[Stored entries]
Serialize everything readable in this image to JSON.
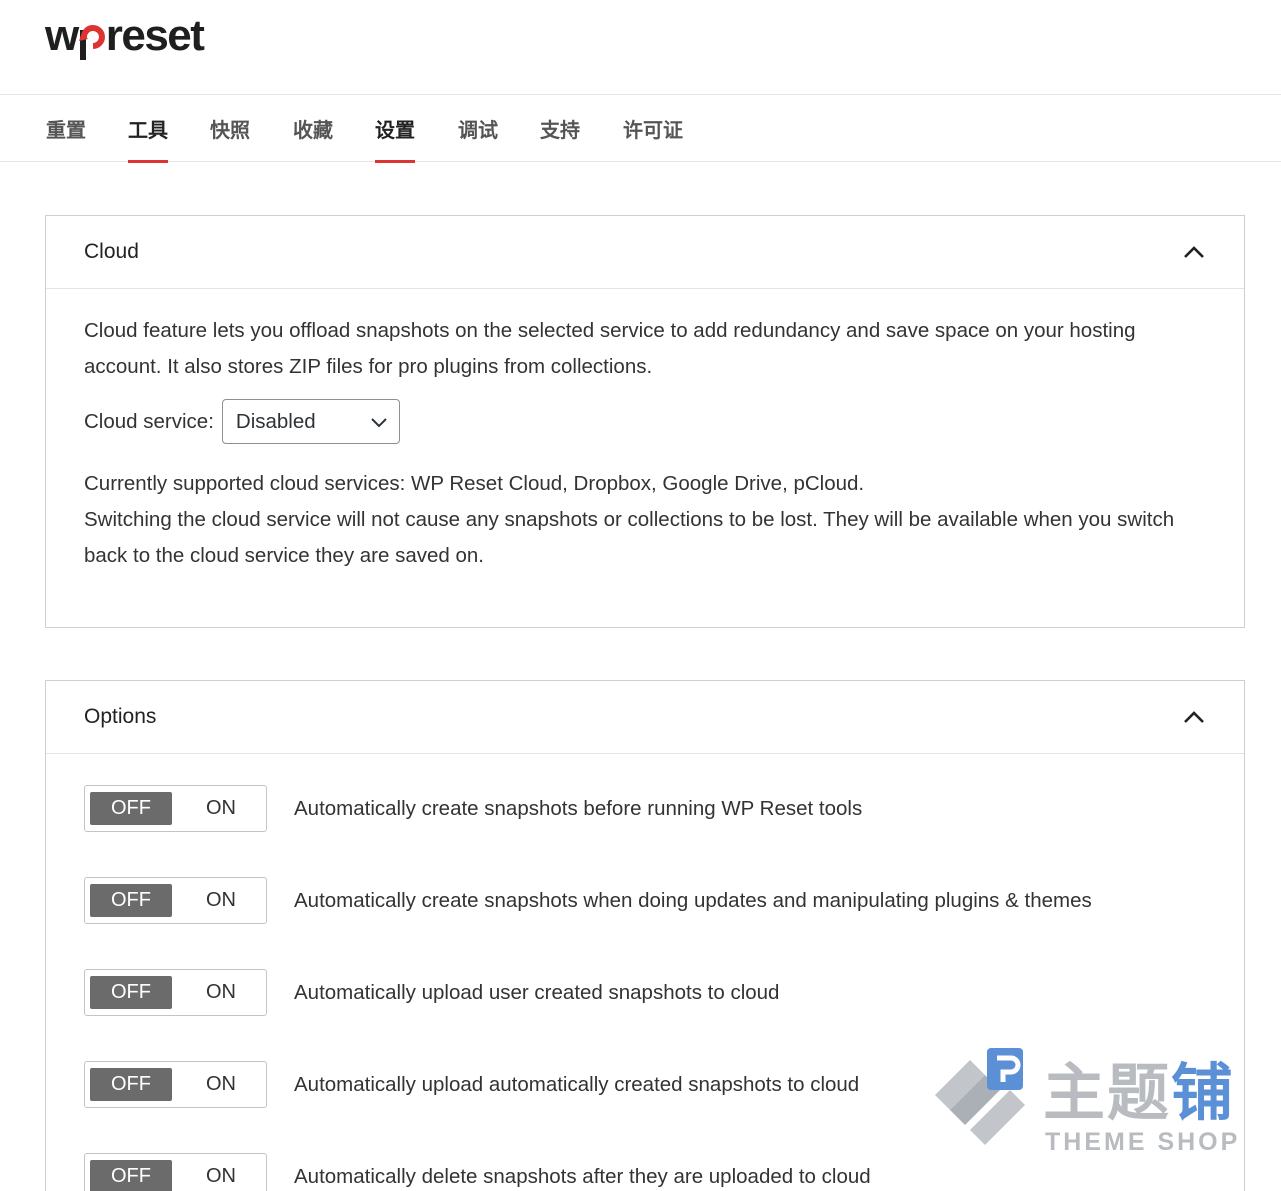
{
  "logo": {
    "text_before": "w",
    "text_after": "reset",
    "brand_red": "#dd3333"
  },
  "tabs": [
    {
      "label": "重置",
      "active": false
    },
    {
      "label": "工具",
      "active": true
    },
    {
      "label": "快照",
      "active": false
    },
    {
      "label": "收藏",
      "active": false
    },
    {
      "label": "设置",
      "active": true
    },
    {
      "label": "调试",
      "active": false
    },
    {
      "label": "支持",
      "active": false
    },
    {
      "label": "许可证",
      "active": false
    }
  ],
  "cloud": {
    "title": "Cloud",
    "intro": "Cloud feature lets you offload snapshots on the selected service to add redundancy and save space on your hosting account. It also stores ZIP files for pro plugins from collections.",
    "service_label": "Cloud service:",
    "service_value": "Disabled",
    "supported": "Currently supported cloud services: WP Reset Cloud, Dropbox, Google Drive, pCloud.",
    "switching_note": "Switching the cloud service will not cause any snapshots or collections to be lost. They will be available when you switch back to the cloud service they are saved on."
  },
  "options": {
    "title": "Options",
    "toggle_off": "OFF",
    "toggle_on": "ON",
    "items": [
      {
        "label": "Automatically create snapshots before running WP Reset tools",
        "state": "OFF"
      },
      {
        "label": "Automatically create snapshots when doing updates and manipulating plugins & themes",
        "state": "OFF"
      },
      {
        "label": "Automatically upload user created snapshots to cloud",
        "state": "OFF"
      },
      {
        "label": "Automatically upload automatically created snapshots to cloud",
        "state": "OFF"
      },
      {
        "label": "Automatically delete snapshots after they are uploaded to cloud",
        "state": "OFF"
      }
    ]
  },
  "watermark": {
    "title_gray": "主题",
    "title_blue": "铺",
    "subtitle": "THEME SHOP"
  }
}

§ Task directions
Pull every line containing "plugins" from the material above.

§ Written response
    "intro": "Cloud feature lets you offload snapshots on the selected service to add redundancy and save space on your hosting account. It also stores ZIP files for pro plugins from collections.",
        "label": "Automatically create snapshots when doing updates and manipulating plugins & themes",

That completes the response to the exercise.